WHAT TO PRODUCE: Find each line with the string "публичных" and copy it.
[start MATERIAL FOR THE TASK]
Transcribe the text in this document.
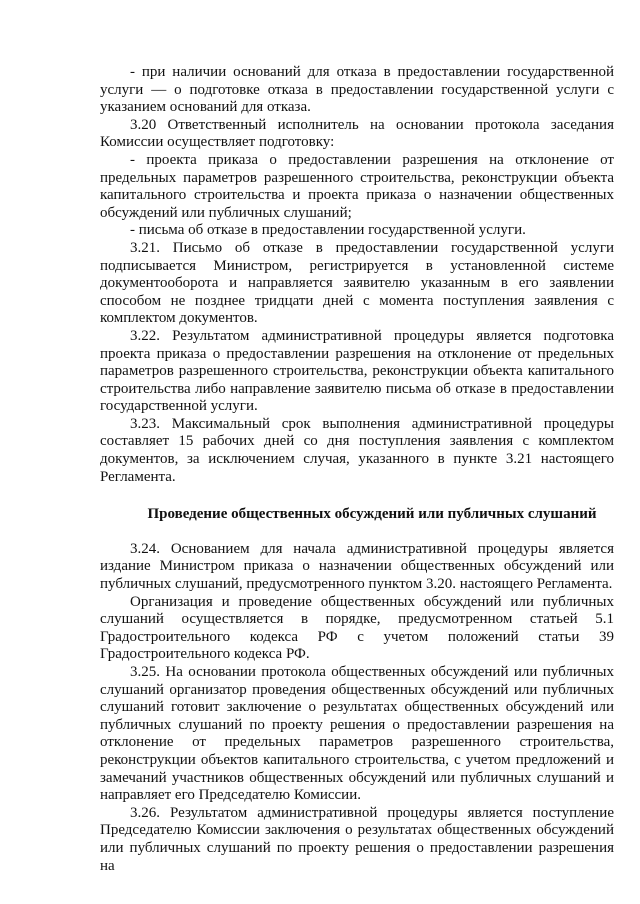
- при наличии оснований для отказа в предоставлении государственной услуги — о подготовке отказа в предоставлении государственной услуги с указанием оснований для отказа.

3.20 Ответственный исполнитель на основании протокола заседания Комиссии осуществляет подготовку:

- проекта приказа о предоставлении разрешения на отклонение от предельных параметров разрешенного строительства, реконструкции объекта капитального строительства и проекта приказа о назначении общественных обсуждений или публичных слушаний;

- письма об отказе в предоставлении государственной услуги.

3.21. Письмо об отказе в предоставлении государственной услуги подписывается Министром, регистрируется в установленной системе документооборота и направляется заявителю указанным в его заявлении способом не позднее тридцати дней с момента поступления заявления с комплектом документов.

3.22. Результатом административной процедуры является подготовка проекта приказа о предоставлении разрешения на отклонение от предельных параметров разрешенного строительства, реконструкции объекта капитального строительства либо направление заявителю письма об отказе в предоставлении государственной услуги.

3.23. Максимальный срок выполнения административной процедуры составляет 15 рабочих дней со дня поступления заявления с комплектом документов, за исключением случая, указанного в пункте 3.21 настоящего Регламента.

Проведение общественных обсуждений или публичных слушаний

3.24. Основанием для начала административной процедуры является издание Министром приказа о назначении общественных обсуждений или публичных слушаний, предусмотренного пунктом 3.20. настоящего Регламента.

Организация и проведение общественных обсуждений или публичных слушаний осуществляется в порядке, предусмотренном статьей 5.1 Градостроительного кодекса РФ с учетом положений статьи 39 Градостроительного кодекса РФ.

3.25. На основании протокола общественных обсуждений или публичных слушаний организатор проведения общественных обсуждений или публичных слушаний готовит заключение о результатах общественных обсуждений или публичных слушаний по проекту решения о предоставлении разрешения на отклонение от предельных параметров разрешенного строительства, реконструкции объектов капитального строительства, с учетом предложений и замечаний участников общественных обсуждений или публичных слушаний и направляет его Председателю Комиссии.

3.26. Результатом административной процедуры является поступление Председателю Комиссии заключения о результатах общественных обсуждений или публичных слушаний по проекту решения о предоставлении разрешения на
[end MATERIAL FOR THE TASK]
RESULT:
- проекта приказа о предоставлении разрешения на отклонение от предельных параметров разрешенного строительства, реконструкции объекта капитального строительства и проекта приказа о назначении общественных обсуждений или публичных слушаний;
Проведение общественных обсуждений или публичных слушаний
3.24. Основанием для начала административной процедуры является издание Министром приказа о назначении общественных обсуждений или публичных слушаний, предусмотренного пунктом 3.20. настоящего Регламента.
Организация и проведение общественных обсуждений или публичных слушаний осуществляется в порядке, предусмотренном статьей 5.1 Градостроительного кодекса РФ с учетом положений статьи 39 Градостроительного кодекса РФ.
3.25. На основании протокола общественных обсуждений или публичных слушаний организатор проведения общественных обсуждений или публичных слушаний готовит заключение о результатах общественных обсуждений или публичных слушаний по проекту решения о предоставлении разрешения на отклонение от предельных параметров разрешенного строительства, реконструкции объектов капитального строительства, с учетом предложений и замечаний участников общественных обсуждений или публичных слушаний и направляет его Председателю Комиссии.
3.26. Результатом административной процедуры является поступление Председателю Комиссии заключения о результатах общественных обсуждений или публичных слушаний по проекту решения о предоставлении разрешения на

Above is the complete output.